### MATERIAL PROVIDED
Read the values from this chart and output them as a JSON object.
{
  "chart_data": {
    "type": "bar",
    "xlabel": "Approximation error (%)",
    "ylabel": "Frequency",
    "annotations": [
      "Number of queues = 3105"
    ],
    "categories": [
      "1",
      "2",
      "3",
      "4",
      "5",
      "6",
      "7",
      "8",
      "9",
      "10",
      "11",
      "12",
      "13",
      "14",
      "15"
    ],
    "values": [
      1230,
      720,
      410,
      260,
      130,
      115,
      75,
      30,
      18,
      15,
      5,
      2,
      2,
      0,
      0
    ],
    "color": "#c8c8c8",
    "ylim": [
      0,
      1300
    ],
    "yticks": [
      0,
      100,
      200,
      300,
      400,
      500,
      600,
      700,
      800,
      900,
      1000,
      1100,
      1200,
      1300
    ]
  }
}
######
### MATERIAL PROVIDED
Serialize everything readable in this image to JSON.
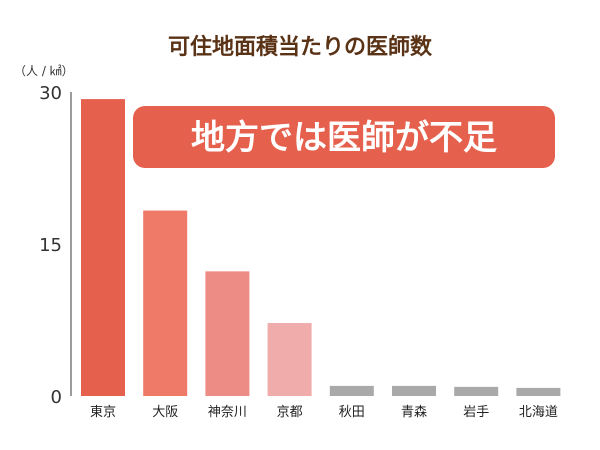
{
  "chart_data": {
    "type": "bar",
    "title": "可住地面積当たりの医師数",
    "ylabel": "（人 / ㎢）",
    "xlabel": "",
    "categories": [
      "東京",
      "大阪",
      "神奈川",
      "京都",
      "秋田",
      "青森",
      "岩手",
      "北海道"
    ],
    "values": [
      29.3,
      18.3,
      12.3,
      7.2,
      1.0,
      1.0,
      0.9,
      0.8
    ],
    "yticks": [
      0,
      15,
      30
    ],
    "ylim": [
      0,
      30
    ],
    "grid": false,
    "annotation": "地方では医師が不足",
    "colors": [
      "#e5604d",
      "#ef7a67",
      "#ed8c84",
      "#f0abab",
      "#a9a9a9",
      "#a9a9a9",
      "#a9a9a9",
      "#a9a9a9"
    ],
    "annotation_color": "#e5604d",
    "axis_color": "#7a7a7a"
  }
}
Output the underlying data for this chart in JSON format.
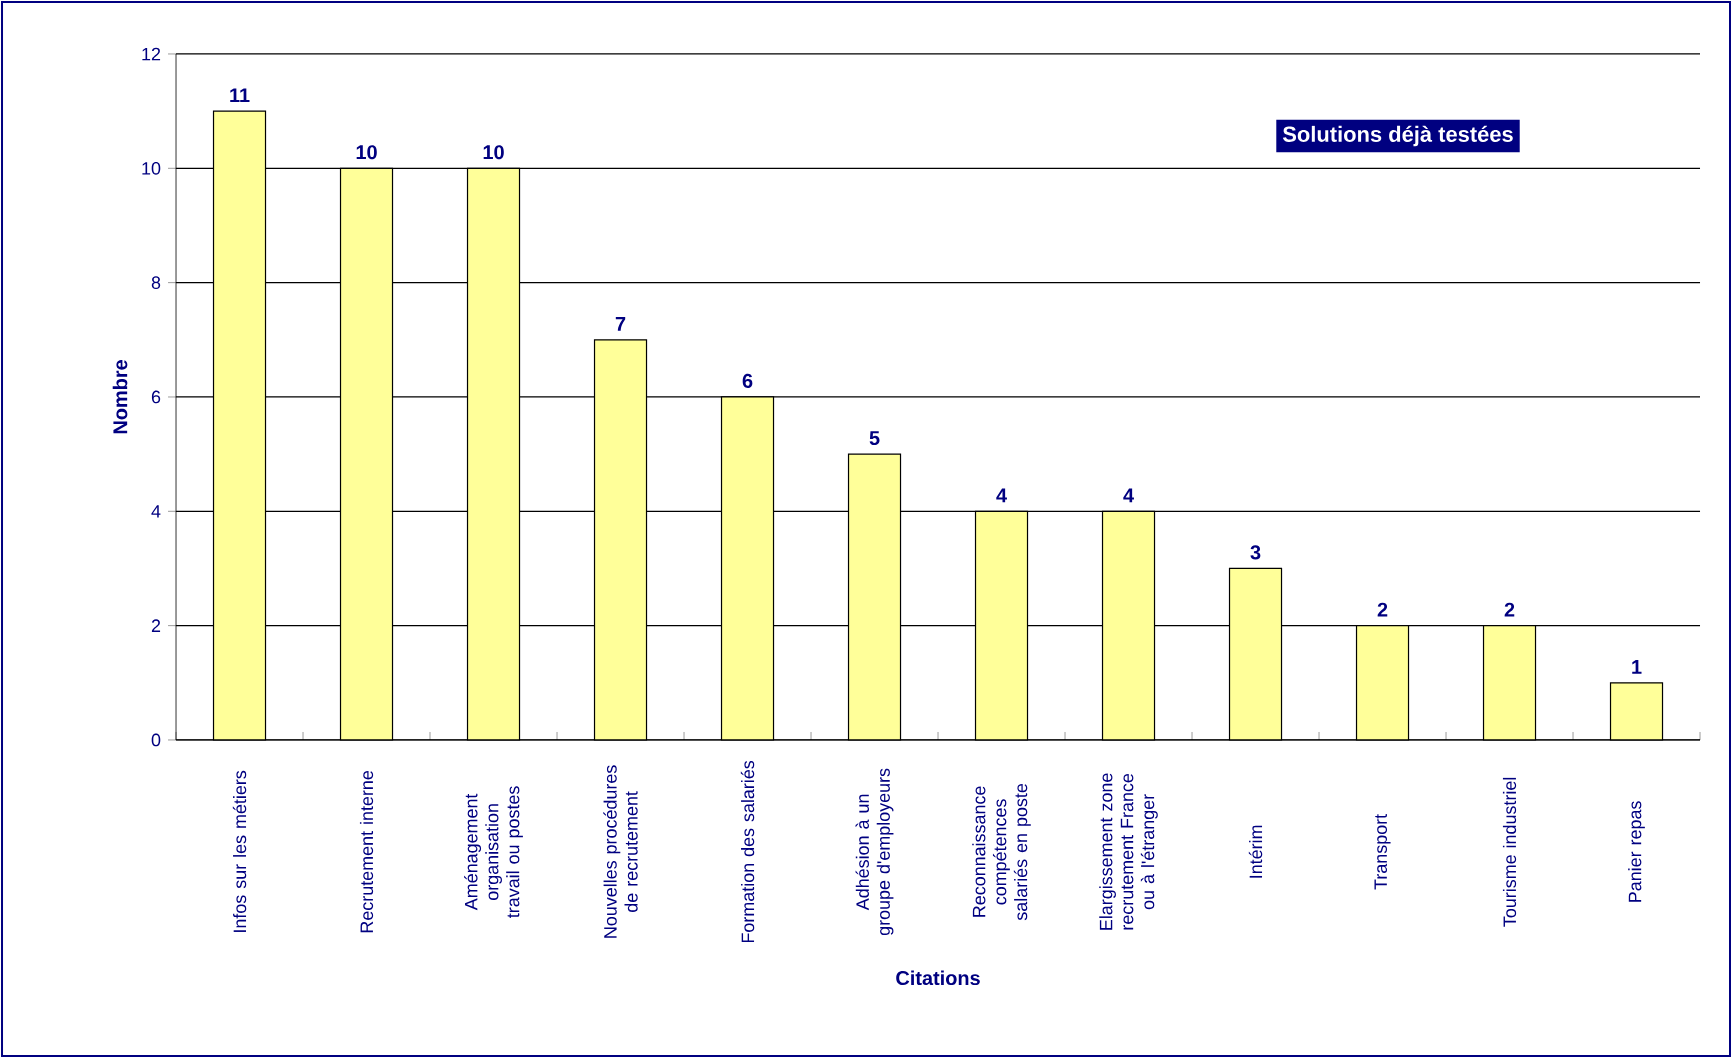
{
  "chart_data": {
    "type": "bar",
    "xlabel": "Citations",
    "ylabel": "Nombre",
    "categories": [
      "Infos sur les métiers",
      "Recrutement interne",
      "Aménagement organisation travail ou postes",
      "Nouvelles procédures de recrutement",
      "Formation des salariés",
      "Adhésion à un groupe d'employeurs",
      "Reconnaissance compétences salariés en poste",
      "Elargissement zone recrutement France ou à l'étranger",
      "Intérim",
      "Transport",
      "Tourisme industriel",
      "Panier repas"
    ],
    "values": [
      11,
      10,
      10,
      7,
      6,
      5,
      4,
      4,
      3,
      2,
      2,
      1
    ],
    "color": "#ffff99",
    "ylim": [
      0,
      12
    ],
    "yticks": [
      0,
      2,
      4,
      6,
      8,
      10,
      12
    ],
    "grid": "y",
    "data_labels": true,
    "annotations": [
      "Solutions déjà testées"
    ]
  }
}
######
### MATERIAL PROVIDED
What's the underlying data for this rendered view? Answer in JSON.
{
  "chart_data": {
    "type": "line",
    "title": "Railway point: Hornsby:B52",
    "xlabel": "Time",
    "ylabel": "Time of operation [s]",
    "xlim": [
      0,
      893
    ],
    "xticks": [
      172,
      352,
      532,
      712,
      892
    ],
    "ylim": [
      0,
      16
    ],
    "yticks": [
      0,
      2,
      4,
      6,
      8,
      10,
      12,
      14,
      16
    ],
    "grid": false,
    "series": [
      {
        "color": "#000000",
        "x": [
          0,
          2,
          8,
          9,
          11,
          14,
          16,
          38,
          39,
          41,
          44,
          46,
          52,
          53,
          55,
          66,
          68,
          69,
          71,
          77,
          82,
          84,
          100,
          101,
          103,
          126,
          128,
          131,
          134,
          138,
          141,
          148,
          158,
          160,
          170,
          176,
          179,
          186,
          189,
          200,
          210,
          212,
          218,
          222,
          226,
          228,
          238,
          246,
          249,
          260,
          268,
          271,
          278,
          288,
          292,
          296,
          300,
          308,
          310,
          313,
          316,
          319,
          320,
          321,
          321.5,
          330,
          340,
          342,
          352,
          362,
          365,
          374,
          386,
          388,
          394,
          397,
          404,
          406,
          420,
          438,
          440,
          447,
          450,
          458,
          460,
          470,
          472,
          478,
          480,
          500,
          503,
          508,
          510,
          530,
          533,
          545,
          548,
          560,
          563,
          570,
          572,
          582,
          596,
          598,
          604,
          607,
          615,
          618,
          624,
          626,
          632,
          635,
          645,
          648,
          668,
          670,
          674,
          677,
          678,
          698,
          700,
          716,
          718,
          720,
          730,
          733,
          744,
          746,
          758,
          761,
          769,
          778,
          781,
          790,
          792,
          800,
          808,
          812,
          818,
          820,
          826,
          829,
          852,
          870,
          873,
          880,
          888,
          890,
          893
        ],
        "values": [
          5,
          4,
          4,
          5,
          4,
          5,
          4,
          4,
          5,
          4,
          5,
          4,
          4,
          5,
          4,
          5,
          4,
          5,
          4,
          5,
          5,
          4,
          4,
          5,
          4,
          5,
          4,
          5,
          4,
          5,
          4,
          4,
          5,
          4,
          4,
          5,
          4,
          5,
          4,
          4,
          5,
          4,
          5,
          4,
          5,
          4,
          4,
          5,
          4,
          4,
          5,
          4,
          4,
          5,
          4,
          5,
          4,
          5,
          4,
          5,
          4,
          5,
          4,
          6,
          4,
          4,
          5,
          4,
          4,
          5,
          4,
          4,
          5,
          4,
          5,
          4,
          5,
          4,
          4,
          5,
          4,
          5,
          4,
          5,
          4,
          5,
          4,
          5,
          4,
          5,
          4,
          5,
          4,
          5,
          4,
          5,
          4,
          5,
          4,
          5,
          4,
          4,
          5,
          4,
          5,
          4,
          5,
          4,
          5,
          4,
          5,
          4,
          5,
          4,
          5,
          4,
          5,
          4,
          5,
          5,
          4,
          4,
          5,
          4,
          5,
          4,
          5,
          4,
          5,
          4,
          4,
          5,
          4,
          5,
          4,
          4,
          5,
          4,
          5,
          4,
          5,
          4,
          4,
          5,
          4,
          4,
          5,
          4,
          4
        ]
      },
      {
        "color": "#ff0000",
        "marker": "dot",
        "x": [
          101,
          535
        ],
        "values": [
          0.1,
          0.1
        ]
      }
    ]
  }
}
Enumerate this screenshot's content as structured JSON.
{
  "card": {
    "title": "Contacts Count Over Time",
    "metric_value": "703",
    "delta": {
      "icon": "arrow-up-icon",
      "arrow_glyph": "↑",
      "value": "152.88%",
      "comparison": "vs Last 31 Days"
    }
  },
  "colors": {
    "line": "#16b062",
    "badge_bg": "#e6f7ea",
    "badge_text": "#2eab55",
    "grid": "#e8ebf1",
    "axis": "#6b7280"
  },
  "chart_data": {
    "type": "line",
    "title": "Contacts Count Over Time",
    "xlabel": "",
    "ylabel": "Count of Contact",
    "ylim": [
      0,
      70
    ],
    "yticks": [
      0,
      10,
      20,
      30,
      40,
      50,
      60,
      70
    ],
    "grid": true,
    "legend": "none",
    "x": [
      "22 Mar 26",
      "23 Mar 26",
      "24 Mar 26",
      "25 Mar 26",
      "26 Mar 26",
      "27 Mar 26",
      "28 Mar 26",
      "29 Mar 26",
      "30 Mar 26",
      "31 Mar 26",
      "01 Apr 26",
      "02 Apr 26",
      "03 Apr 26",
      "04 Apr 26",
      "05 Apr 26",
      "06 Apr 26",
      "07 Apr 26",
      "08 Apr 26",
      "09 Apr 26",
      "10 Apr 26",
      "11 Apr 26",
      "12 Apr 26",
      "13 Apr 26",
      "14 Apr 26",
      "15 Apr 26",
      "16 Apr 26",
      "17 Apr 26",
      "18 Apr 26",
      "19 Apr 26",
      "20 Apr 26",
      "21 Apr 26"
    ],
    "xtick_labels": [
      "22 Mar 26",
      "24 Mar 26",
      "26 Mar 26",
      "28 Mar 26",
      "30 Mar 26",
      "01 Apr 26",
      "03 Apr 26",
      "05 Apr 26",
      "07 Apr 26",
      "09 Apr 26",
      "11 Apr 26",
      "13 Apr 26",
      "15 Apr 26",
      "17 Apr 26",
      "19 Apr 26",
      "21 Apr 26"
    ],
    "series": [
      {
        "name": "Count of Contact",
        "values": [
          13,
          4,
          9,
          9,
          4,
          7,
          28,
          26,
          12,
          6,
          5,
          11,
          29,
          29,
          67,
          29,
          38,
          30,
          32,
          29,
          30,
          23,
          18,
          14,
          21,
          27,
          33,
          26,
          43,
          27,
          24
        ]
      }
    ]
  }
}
######
• _WHAT THE TASK REQUIRES_: Copy each line of the data that contains the word "this".

• _EXERCISE SOLUTION_:
Read the values from this chart and output them as a JSON object.
Serialize everything readable in this image to JSON.
Output the underlying data for this chart in JSON format.
What's the underlying data for this rendered view? Answer in JSON.
Enumerate this screenshot's content as structured JSON.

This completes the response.